Stored data:
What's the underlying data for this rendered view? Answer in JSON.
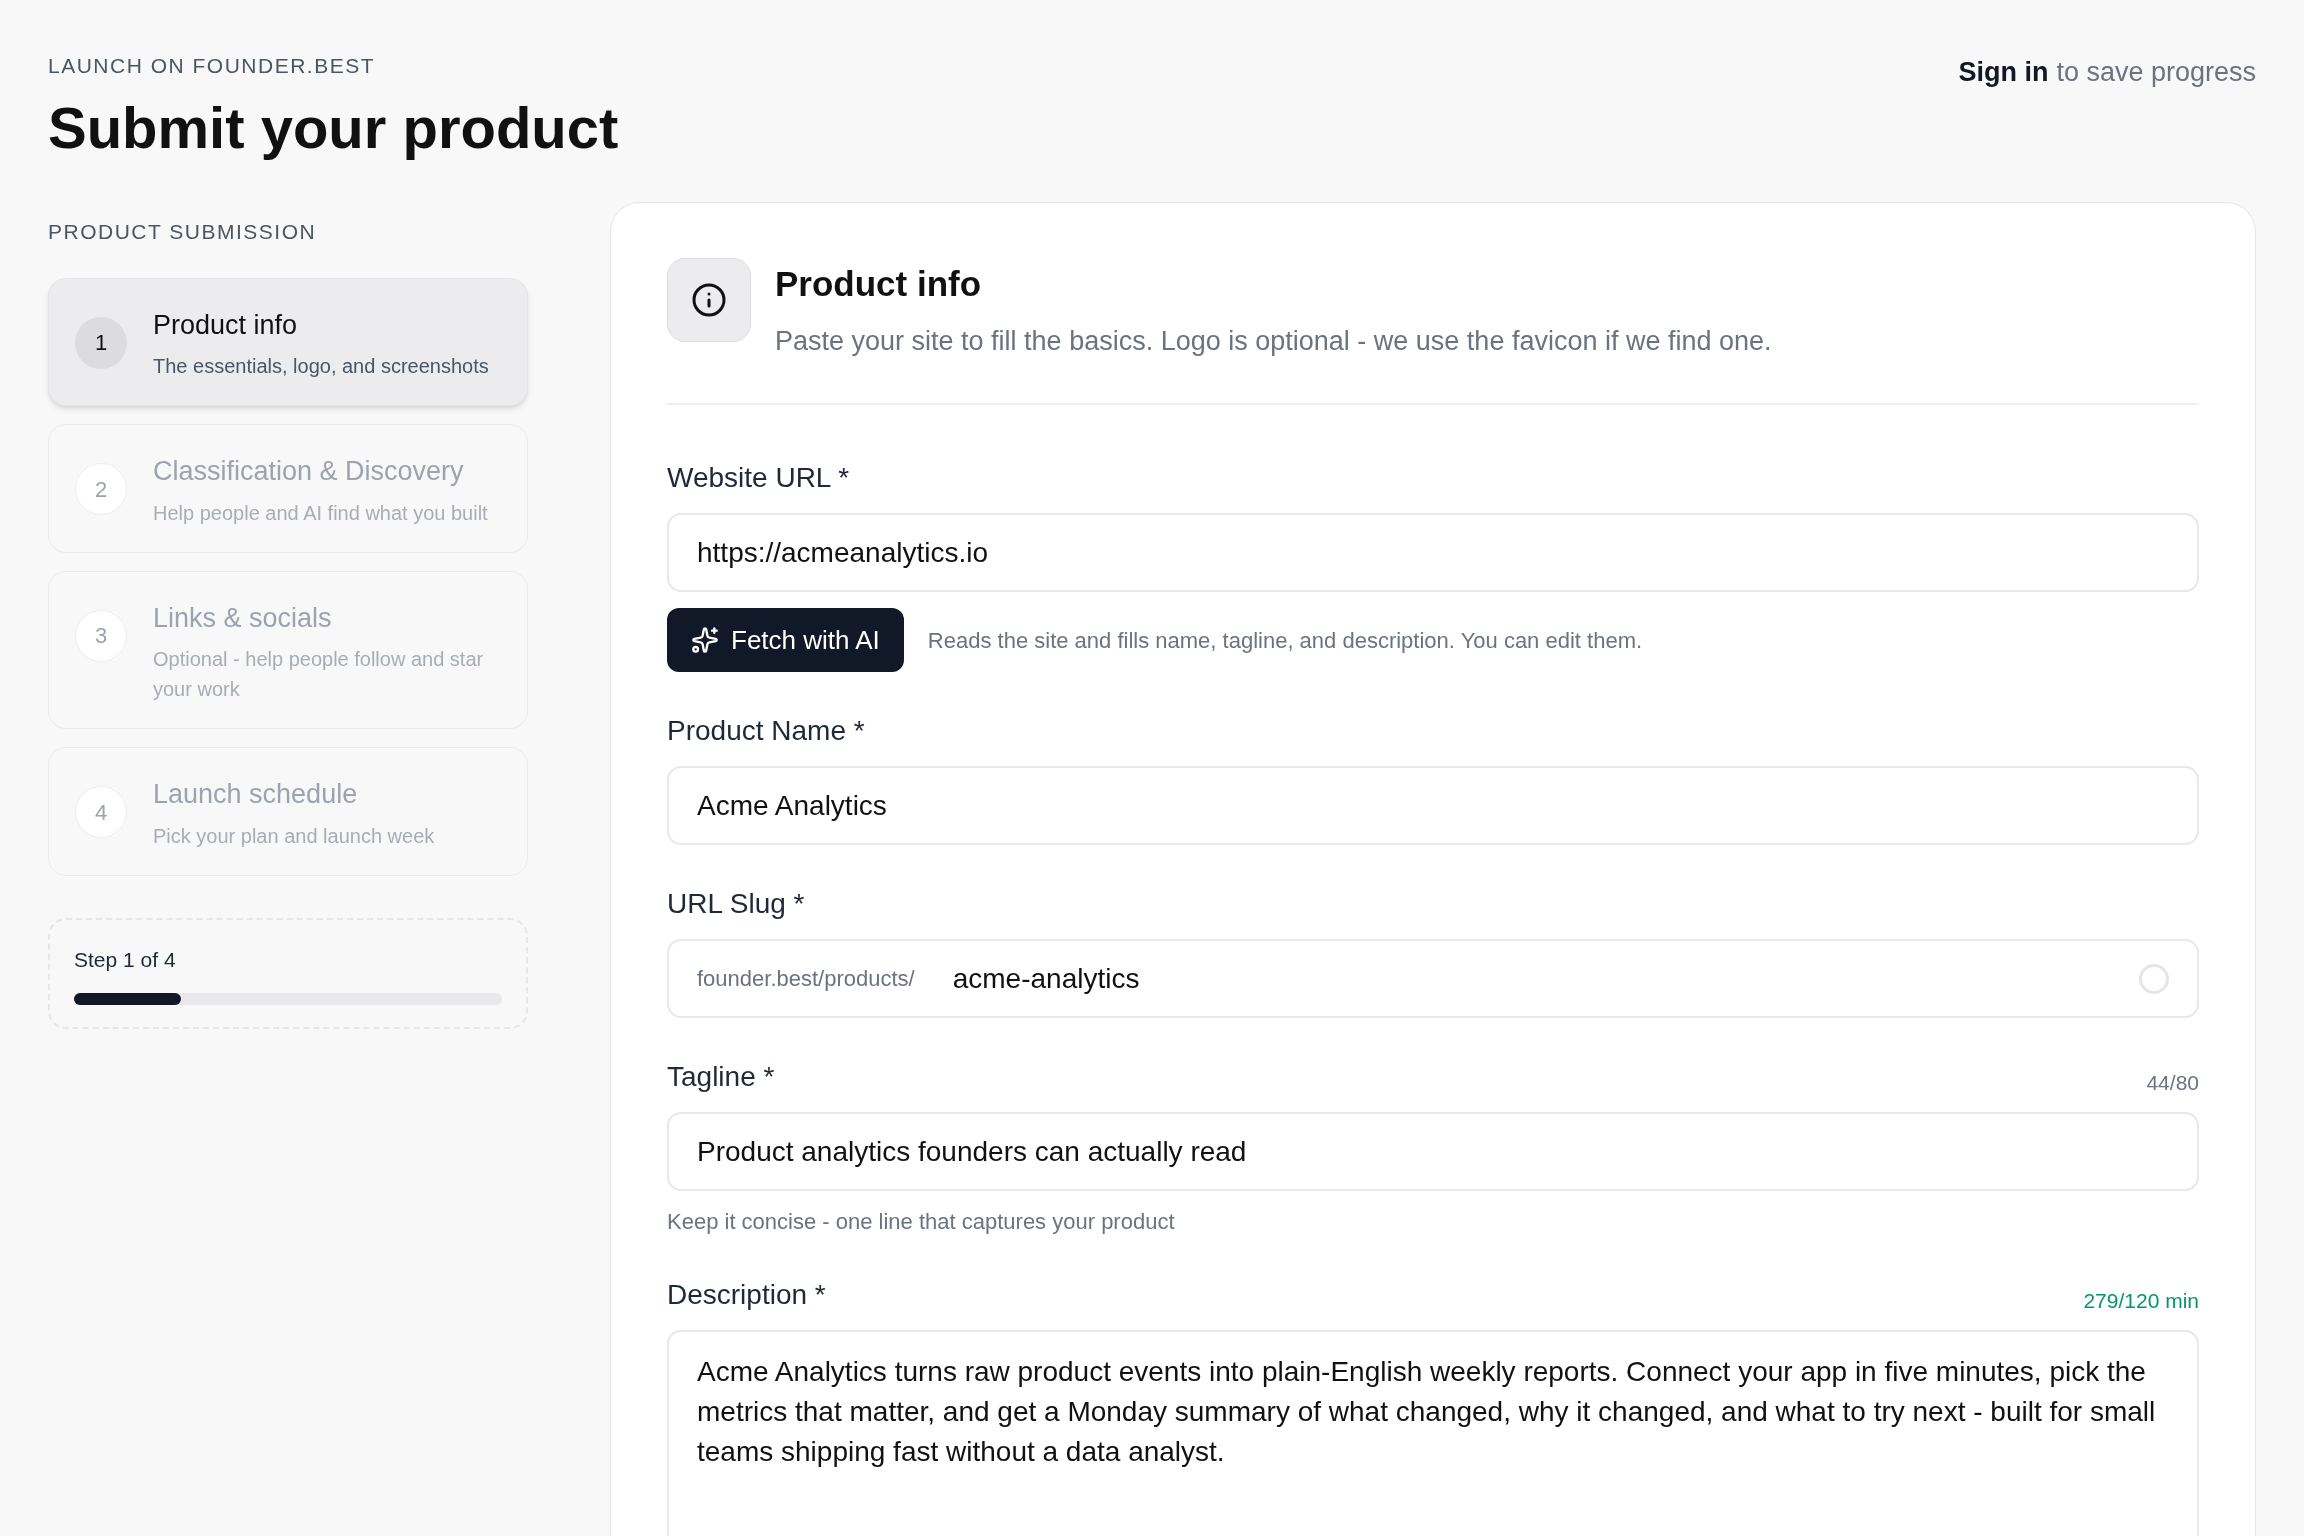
{
  "header": {
    "eyebrow": "LAUNCH ON FOUNDER.BEST",
    "title": "Submit your product",
    "signin_link": "Sign in",
    "signin_suffix": "to save progress"
  },
  "sidebar": {
    "heading": "PRODUCT SUBMISSION",
    "steps": [
      {
        "number": "1",
        "title": "Product info",
        "subtitle": "The essentials, logo, and screenshots",
        "selected": true
      },
      {
        "number": "2",
        "title": "Classification & Discovery",
        "subtitle": "Help people and AI find what you built",
        "selected": false
      },
      {
        "number": "3",
        "title": "Links & socials",
        "subtitle": "Optional - help people follow and star your work",
        "selected": false
      },
      {
        "number": "4",
        "title": "Launch schedule",
        "subtitle": "Pick your plan and launch week",
        "selected": false
      }
    ],
    "progress": {
      "label": "Step 1 of 4",
      "level": 0.25
    }
  },
  "form": {
    "title": "Product info",
    "subtitle": "Paste your site to fill the basics. Logo is optional - we use the favicon if we find one.",
    "website": {
      "label": "Website URL *",
      "value": "https://acmeanalytics.io"
    },
    "fetch": {
      "button": "Fetch with AI",
      "note": "Reads the site and fills name, tagline, and description. You can edit them."
    },
    "name": {
      "label": "Product Name *",
      "value": "Acme Analytics"
    },
    "slug": {
      "label": "URL Slug *",
      "prefix": "founder.best/products/",
      "value": "acme-analytics"
    },
    "tagline": {
      "label": "Tagline *",
      "counter": "44/80",
      "counter_ok": false,
      "value": "Product analytics founders can actually read",
      "hint": "Keep it concise - one line that captures your product"
    },
    "description": {
      "label": "Description *",
      "counter": "279/120 min",
      "counter_ok": true,
      "value": "Acme Analytics turns raw product events into plain-English weekly reports. Connect your app in five minutes, pick the metrics that matter, and get a Monday summary of what changed, why it changed, and what to try next - built for small teams shipping fast without a data analyst."
    }
  }
}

Task statement: Reproduce the full listing above verbatim, with no pictures included.

Exercise output:
What's the underlying data for this rendered view? Answer in JSON.
{
  "header": {
    "eyebrow": "LAUNCH ON FOUNDER.BEST",
    "title": "Submit your product",
    "signin_link": "Sign in",
    "signin_suffix": "to save progress"
  },
  "sidebar": {
    "heading": "PRODUCT SUBMISSION",
    "steps": [
      {
        "number": "1",
        "title": "Product info",
        "subtitle": "The essentials, logo, and screenshots",
        "selected": true
      },
      {
        "number": "2",
        "title": "Classification & Discovery",
        "subtitle": "Help people and AI find what you built",
        "selected": false
      },
      {
        "number": "3",
        "title": "Links & socials",
        "subtitle": "Optional - help people follow and star your work",
        "selected": false
      },
      {
        "number": "4",
        "title": "Launch schedule",
        "subtitle": "Pick your plan and launch week",
        "selected": false
      }
    ],
    "progress": {
      "label": "Step 1 of 4",
      "level": 0.25
    }
  },
  "form": {
    "title": "Product info",
    "subtitle": "Paste your site to fill the basics. Logo is optional - we use the favicon if we find one.",
    "website": {
      "label": "Website URL *",
      "value": "https://acmeanalytics.io"
    },
    "fetch": {
      "button": "Fetch with AI",
      "note": "Reads the site and fills name, tagline, and description. You can edit them."
    },
    "name": {
      "label": "Product Name *",
      "value": "Acme Analytics"
    },
    "slug": {
      "label": "URL Slug *",
      "prefix": "founder.best/products/",
      "value": "acme-analytics"
    },
    "tagline": {
      "label": "Tagline *",
      "counter": "44/80",
      "counter_ok": false,
      "value": "Product analytics founders can actually read",
      "hint": "Keep it concise - one line that captures your product"
    },
    "description": {
      "label": "Description *",
      "counter": "279/120 min",
      "counter_ok": true,
      "value": "Acme Analytics turns raw product events into plain-English weekly reports. Connect your app in five minutes, pick the metrics that matter, and get a Monday summary of what changed, why it changed, and what to try next - built for small teams shipping fast without a data analyst."
    }
  }
}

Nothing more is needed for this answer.